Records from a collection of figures
====
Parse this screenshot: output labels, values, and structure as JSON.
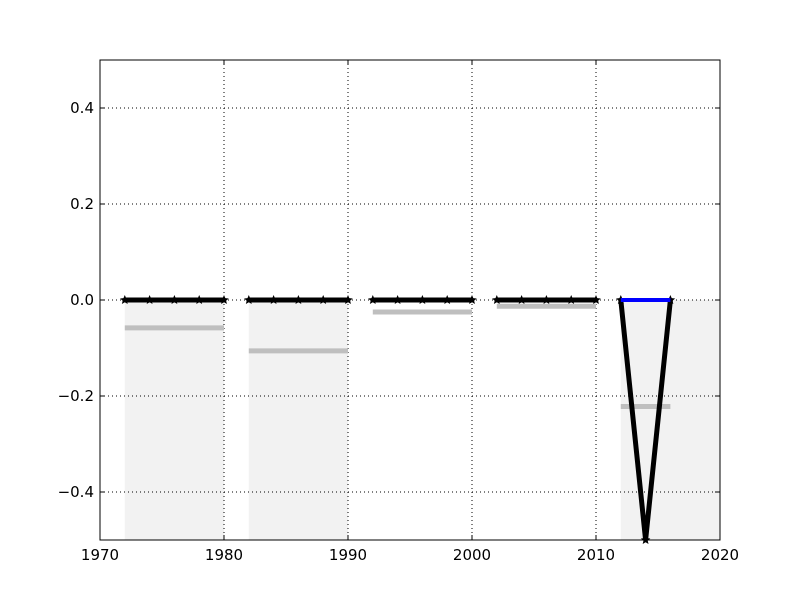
{
  "chart_data": {
    "type": "line",
    "title": "",
    "xlabel": "",
    "ylabel": "",
    "xlim": [
      1970,
      2020
    ],
    "ylim": [
      -0.5,
      0.5
    ],
    "grid": true,
    "x_ticks": [
      1970,
      1980,
      1990,
      2000,
      2010,
      2020
    ],
    "x_tick_labels": [
      "1970",
      "1980",
      "1990",
      "2000",
      "2010",
      "2020"
    ],
    "y_ticks": [
      -0.4,
      -0.2,
      0.0,
      0.2,
      0.4
    ],
    "y_tick_labels": [
      "−0.4",
      "−0.2",
      "0.0",
      "0.2",
      "0.4"
    ],
    "shaded_regions": [
      {
        "x0": 1972,
        "x1": 1980,
        "y0": -0.5,
        "y1": 0.0
      },
      {
        "x0": 1982,
        "x1": 1990,
        "y0": -0.5,
        "y1": 0.0
      },
      {
        "x0": 2012,
        "x1": 2020,
        "y0": -0.5,
        "y1": 0.0
      }
    ],
    "mean_segments": [
      {
        "x0": 1972,
        "x1": 1980,
        "y": -0.058
      },
      {
        "x0": 1982,
        "x1": 1990,
        "y": -0.106
      },
      {
        "x0": 1992,
        "x1": 2000,
        "y": -0.025
      },
      {
        "x0": 2002,
        "x1": 2010,
        "y": -0.013
      },
      {
        "x0": 2012,
        "x1": 2016,
        "y": -0.222
      }
    ],
    "series": [
      {
        "values": [
          {
            "x": 1972,
            "y": 0.0
          },
          {
            "x": 1974,
            "y": 0.0
          },
          {
            "x": 1976,
            "y": 0.0
          },
          {
            "x": 1978,
            "y": 0.0
          },
          {
            "x": 1980,
            "y": 0.0
          }
        ]
      },
      {
        "values": [
          {
            "x": 1982,
            "y": 0.0
          },
          {
            "x": 1984,
            "y": 0.0
          },
          {
            "x": 1986,
            "y": 0.0
          },
          {
            "x": 1988,
            "y": 0.0
          },
          {
            "x": 1990,
            "y": 0.0
          }
        ]
      },
      {
        "values": [
          {
            "x": 1992,
            "y": 0.0
          },
          {
            "x": 1994,
            "y": 0.0
          },
          {
            "x": 1996,
            "y": 0.0
          },
          {
            "x": 1998,
            "y": 0.0
          },
          {
            "x": 2000,
            "y": 0.0
          }
        ]
      },
      {
        "values": [
          {
            "x": 2002,
            "y": 0.0
          },
          {
            "x": 2004,
            "y": 0.0
          },
          {
            "x": 2006,
            "y": 0.0
          },
          {
            "x": 2008,
            "y": 0.0
          },
          {
            "x": 2010,
            "y": 0.0
          }
        ]
      },
      {
        "values": [
          {
            "x": 2012,
            "y": 0.0
          },
          {
            "x": 2014,
            "y": -0.5
          },
          {
            "x": 2016,
            "y": 0.0
          }
        ]
      }
    ],
    "highlight_segment": {
      "x0": 2012,
      "x1": 2016,
      "y": 0.0,
      "color": "#0000ff"
    },
    "colors": {
      "series": "#000000",
      "mean": "#bfbfbf",
      "shade": "#f2f2f2",
      "grid": "#000000",
      "highlight": "#0000ff"
    }
  }
}
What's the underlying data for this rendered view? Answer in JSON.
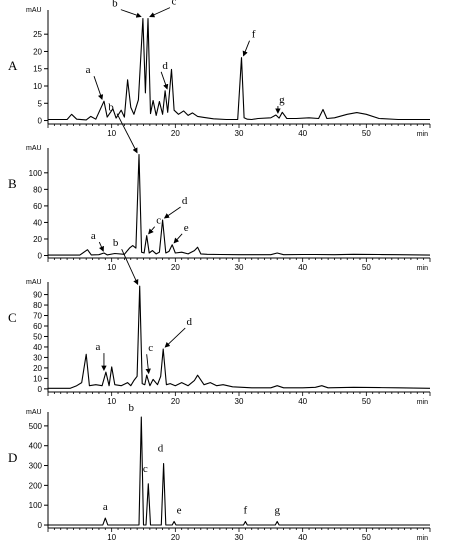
{
  "chart_data": [
    {
      "type": "line",
      "panel": "A",
      "ylabel": "mAU",
      "xlabel": "min",
      "xlim": [
        0,
        60
      ],
      "ylim": [
        -1,
        32
      ],
      "yticks": [
        0,
        5,
        10,
        15,
        20,
        25
      ],
      "xticks": [
        10,
        20,
        30,
        40,
        50
      ],
      "series": [
        {
          "x": [
            0,
            3,
            3.7,
            4.5,
            6,
            6.7,
            7.5,
            8.8,
            9.3,
            10.2,
            10.7,
            11.5,
            12,
            12.5,
            13,
            13.5,
            14.2,
            14.9,
            15.3,
            15.7,
            16.1,
            16.5,
            17,
            17.5,
            18,
            18.4,
            18.8,
            19.4,
            19.8,
            20.5,
            21.3,
            22,
            22.7,
            23.5,
            24.5,
            26,
            28,
            29.8,
            30.4,
            30.8,
            31.3,
            32,
            33,
            35,
            35.8,
            36.3,
            36.8,
            37.5,
            39,
            41,
            42.5,
            43.2,
            43.8,
            45,
            47,
            48.5,
            50,
            52,
            55,
            58,
            60
          ],
          "y": [
            0.3,
            0.3,
            1.8,
            0.4,
            0.2,
            1.2,
            0.4,
            5.6,
            1.0,
            3.4,
            0.7,
            3.0,
            1.0,
            11.8,
            3.8,
            1.8,
            6.0,
            29.5,
            8.0,
            29.5,
            2.0,
            5.8,
            1.5,
            5.5,
            1.8,
            8.6,
            2.4,
            14.8,
            3.0,
            1.8,
            2.8,
            1.5,
            2.2,
            1.2,
            0.9,
            0.5,
            0.3,
            0.3,
            18.2,
            0.8,
            0.4,
            0.3,
            0.6,
            0.8,
            1.6,
            0.7,
            2.4,
            0.6,
            0.6,
            0.8,
            0.6,
            3.2,
            0.6,
            0.8,
            1.8,
            2.3,
            1.8,
            0.6,
            0.3,
            0.3,
            0.3
          ]
        }
      ],
      "annotations": [
        {
          "label": "a",
          "x": 8.8,
          "y": 5.6
        },
        {
          "label": "b",
          "x": 14.9,
          "y": 29.5
        },
        {
          "label": "c",
          "x": 15.7,
          "y": 29.5
        },
        {
          "label": "d",
          "x": 18.4,
          "y": 8.6
        },
        {
          "label": "f",
          "x": 30.4,
          "y": 18.2
        },
        {
          "label": "g",
          "x": 35.8,
          "y": 1.6
        }
      ]
    },
    {
      "type": "line",
      "panel": "B",
      "ylabel": "mAU",
      "xlabel": "min",
      "xlim": [
        0,
        60
      ],
      "ylim": [
        -3,
        130
      ],
      "yticks": [
        0,
        20,
        40,
        60,
        80,
        100
      ],
      "xticks": [
        10,
        20,
        30,
        40,
        50
      ],
      "series": [
        {
          "x": [
            0,
            5,
            6.2,
            6.8,
            8,
            8.8,
            9.3,
            10.5,
            12,
            12.8,
            13.3,
            13.8,
            14.3,
            14.7,
            15.1,
            15.5,
            15.9,
            16.4,
            17,
            17.5,
            18,
            18.5,
            19,
            19.5,
            20,
            21,
            22,
            23,
            23.5,
            24,
            25,
            27,
            30,
            35,
            36,
            37,
            40,
            42,
            45,
            48,
            52,
            55,
            60
          ],
          "y": [
            0.5,
            0.5,
            7,
            0.8,
            1,
            3,
            0.8,
            2.5,
            1.5,
            9,
            12,
            9,
            122,
            4,
            3,
            24,
            3,
            6,
            2,
            4,
            43,
            3,
            5,
            13,
            3,
            4,
            2,
            6,
            10,
            2,
            1.5,
            1.2,
            1,
            1,
            3,
            1,
            1.2,
            1.2,
            1,
            1.5,
            1.2,
            1,
            0.5
          ]
        }
      ],
      "annotations": [
        {
          "label": "a",
          "x": 9,
          "y": 3
        },
        {
          "label": "b",
          "x": 14.3,
          "y": 122
        },
        {
          "label": "c",
          "x": 15.5,
          "y": 24
        },
        {
          "label": "d",
          "x": 18,
          "y": 43
        },
        {
          "label": "e",
          "x": 19.5,
          "y": 13
        }
      ]
    },
    {
      "type": "line",
      "panel": "C",
      "ylabel": "mAU",
      "xlabel": "min",
      "xlim": [
        0,
        60
      ],
      "ylim": [
        -3,
        102
      ],
      "yticks": [
        0,
        10,
        20,
        30,
        40,
        50,
        60,
        70,
        80,
        90
      ],
      "xticks": [
        10,
        20,
        30,
        40,
        50
      ],
      "series": [
        {
          "x": [
            0,
            3.5,
            4.5,
            5.3,
            6,
            6.5,
            7.5,
            8.5,
            9.1,
            9.6,
            10,
            10.5,
            11.5,
            12.5,
            13,
            13.5,
            14,
            14.4,
            14.8,
            15.2,
            15.5,
            16,
            16.5,
            17.2,
            17.7,
            18.1,
            18.6,
            19.2,
            20,
            21,
            22,
            23,
            23.5,
            24.5,
            25.5,
            26.5,
            27.5,
            29,
            32,
            35,
            36,
            37,
            40,
            42,
            43,
            44,
            48,
            52,
            55,
            60
          ],
          "y": [
            0.5,
            0.5,
            3,
            6,
            33,
            3,
            4,
            3,
            16,
            3,
            21,
            4,
            3,
            6,
            3,
            8,
            12,
            98,
            5,
            4,
            13,
            3,
            9,
            4,
            12,
            38,
            4,
            5,
            3,
            6,
            3,
            8,
            13,
            4,
            6,
            3,
            4,
            2,
            1,
            1,
            3,
            1,
            1,
            1.5,
            3,
            1,
            1.5,
            1.2,
            1,
            0.5
          ]
        }
      ],
      "annotations": [
        {
          "label": "a",
          "x": 9.1,
          "y": 16
        },
        {
          "label": "b",
          "x": 14.4,
          "y": 98
        },
        {
          "label": "c",
          "x": 15.5,
          "y": 13
        },
        {
          "label": "d",
          "x": 18.1,
          "y": 38
        }
      ]
    },
    {
      "type": "line",
      "panel": "D",
      "ylabel": "mAU",
      "xlabel": "min",
      "xlim": [
        0,
        60
      ],
      "ylim": [
        -15,
        570
      ],
      "yticks": [
        0,
        100,
        200,
        300,
        400,
        500
      ],
      "xticks": [
        10,
        20,
        30,
        40,
        50
      ],
      "series": [
        {
          "x": [
            0,
            8.6,
            9,
            9.4,
            14.3,
            14.65,
            15,
            15.4,
            15.75,
            16.1,
            17.8,
            18.15,
            18.5,
            19.5,
            19.8,
            20.1,
            30.7,
            31,
            31.3,
            35.7,
            36,
            36.3,
            60
          ],
          "y": [
            0,
            0,
            35,
            0,
            0,
            545,
            0,
            0,
            208,
            0,
            0,
            310,
            0,
            0,
            18,
            0,
            0,
            18,
            0,
            0,
            18,
            0,
            0
          ]
        }
      ],
      "annotations": [
        {
          "label": "a",
          "x": 9,
          "y": 35
        },
        {
          "label": "b",
          "x": 14.65,
          "y": 545
        },
        {
          "label": "c",
          "x": 15.75,
          "y": 208
        },
        {
          "label": "d",
          "x": 18.15,
          "y": 310
        },
        {
          "label": "e",
          "x": 19.8,
          "y": 18
        },
        {
          "label": "f",
          "x": 31,
          "y": 18
        },
        {
          "label": "g",
          "x": 36,
          "y": 18
        }
      ]
    }
  ]
}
====
Provide solely the number of lines in the data that include the word "this".

2